◆ **PROBLEM TO WORK ON**: The data below is to be returned in full and exactly.
====== LISTED RECORDS
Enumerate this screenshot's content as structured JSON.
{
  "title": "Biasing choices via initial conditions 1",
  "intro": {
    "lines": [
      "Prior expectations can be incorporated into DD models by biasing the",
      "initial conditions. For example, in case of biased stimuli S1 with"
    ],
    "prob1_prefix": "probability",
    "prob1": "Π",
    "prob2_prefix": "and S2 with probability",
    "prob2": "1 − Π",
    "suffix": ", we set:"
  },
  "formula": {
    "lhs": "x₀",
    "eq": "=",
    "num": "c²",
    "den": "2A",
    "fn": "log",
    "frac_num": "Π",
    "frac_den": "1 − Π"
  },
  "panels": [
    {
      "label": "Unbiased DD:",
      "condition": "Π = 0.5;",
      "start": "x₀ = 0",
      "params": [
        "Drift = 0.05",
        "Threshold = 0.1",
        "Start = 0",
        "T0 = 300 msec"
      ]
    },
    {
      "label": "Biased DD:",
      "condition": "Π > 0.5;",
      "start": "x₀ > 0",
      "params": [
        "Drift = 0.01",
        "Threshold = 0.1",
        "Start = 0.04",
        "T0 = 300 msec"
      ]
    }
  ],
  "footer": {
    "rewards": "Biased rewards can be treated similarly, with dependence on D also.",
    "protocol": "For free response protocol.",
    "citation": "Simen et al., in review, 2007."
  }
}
============
◆ **SOLUTION TO THE PROBLEM**:
Enumerate this screenshot's content as structured JSON.
{
  "title": "Biasing choices via initial conditions 1",
  "intro": {
    "lines": [
      "Prior expectations can be incorporated into DD models by biasing the",
      "initial conditions. For example, in case of biased stimuli S1 with"
    ],
    "prob1_prefix": "probability",
    "prob1": "Π",
    "prob2_prefix": "and S2 with probability",
    "prob2": "1 − Π",
    "suffix": ", we set:"
  },
  "formula": {
    "lhs": "x₀",
    "eq": "=",
    "num": "c²",
    "den": "2A",
    "fn": "log",
    "frac_num": "Π",
    "frac_den": "1 − Π"
  },
  "panels": [
    {
      "label": "Unbiased DD:",
      "condition": "Π = 0.5;",
      "start": "x₀ = 0",
      "params": [
        "Drift = 0.05",
        "Threshold = 0.1",
        "Start = 0",
        "T0 = 300 msec"
      ]
    },
    {
      "label": "Biased DD:",
      "condition": "Π > 0.5;",
      "start": "x₀ > 0",
      "params": [
        "Drift = 0.01",
        "Threshold = 0.1",
        "Start = 0.04",
        "T0 = 300 msec"
      ]
    }
  ],
  "footer": {
    "rewards": "Biased rewards can be treated similarly, with dependence on D also.",
    "protocol": "For free response protocol.",
    "citation": "Simen et al., in review, 2007."
  }
}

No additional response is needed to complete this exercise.